* start Material provided *
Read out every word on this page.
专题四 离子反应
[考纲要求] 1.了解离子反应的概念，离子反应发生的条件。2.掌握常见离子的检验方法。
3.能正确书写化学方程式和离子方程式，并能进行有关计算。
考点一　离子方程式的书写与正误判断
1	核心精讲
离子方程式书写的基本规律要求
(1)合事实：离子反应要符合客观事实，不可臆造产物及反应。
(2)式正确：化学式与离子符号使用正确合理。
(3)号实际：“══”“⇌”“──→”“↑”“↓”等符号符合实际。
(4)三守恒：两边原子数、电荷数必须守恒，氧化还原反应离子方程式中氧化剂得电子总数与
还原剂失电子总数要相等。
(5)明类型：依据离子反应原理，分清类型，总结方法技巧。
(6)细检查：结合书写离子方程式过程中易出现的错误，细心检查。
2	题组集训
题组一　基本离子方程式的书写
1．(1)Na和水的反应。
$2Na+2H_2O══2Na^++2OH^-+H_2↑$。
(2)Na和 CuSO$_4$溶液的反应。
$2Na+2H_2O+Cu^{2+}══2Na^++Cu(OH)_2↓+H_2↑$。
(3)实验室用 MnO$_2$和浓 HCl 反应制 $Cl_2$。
* end Material provided *
=== Directions for this task ===
Copy the records above exactly.

=== Result ===
Read out every word on this page.
专题四 离子反应
[考纲要求] 1.了解离子反应的概念，离子反应发生的条件。2.掌握常见离子的检验方法。
3.能正确书写化学方程式和离子方程式，并能进行有关计算。
考点一　离子方程式的书写与正误判断
1	核心精讲
离子方程式书写的基本规律要求
(1)合事实：离子反应要符合客观事实，不可臆造产物及反应。
(2)式正确：化学式与离子符号使用正确合理。
(3)号实际：“══”“⇌”“──→”“↑”“↓”等符号符合实际。
(4)三守恒：两边原子数、电荷数必须守恒，氧化还原反应离子方程式中氧化剂得电子总数与
还原剂失电子总数要相等。
(5)明类型：依据离子反应原理，分清类型，总结方法技巧。
(6)细检查：结合书写离子方程式过程中易出现的错误，细心检查。
2	题组集训
题组一　基本离子方程式的书写
1．(1)Na和水的反应。
$2Na+2H_2O══2Na^++2OH^-+H_2↑$。
(2)Na和 CuSO$_4$溶液的反应。
$2Na+2H_2O+Cu^{2+}══2Na^++Cu(OH)_2↓+H_2↑$。
(3)实验室用 MnO$_2$和浓 HCl 反应制 $Cl_2$。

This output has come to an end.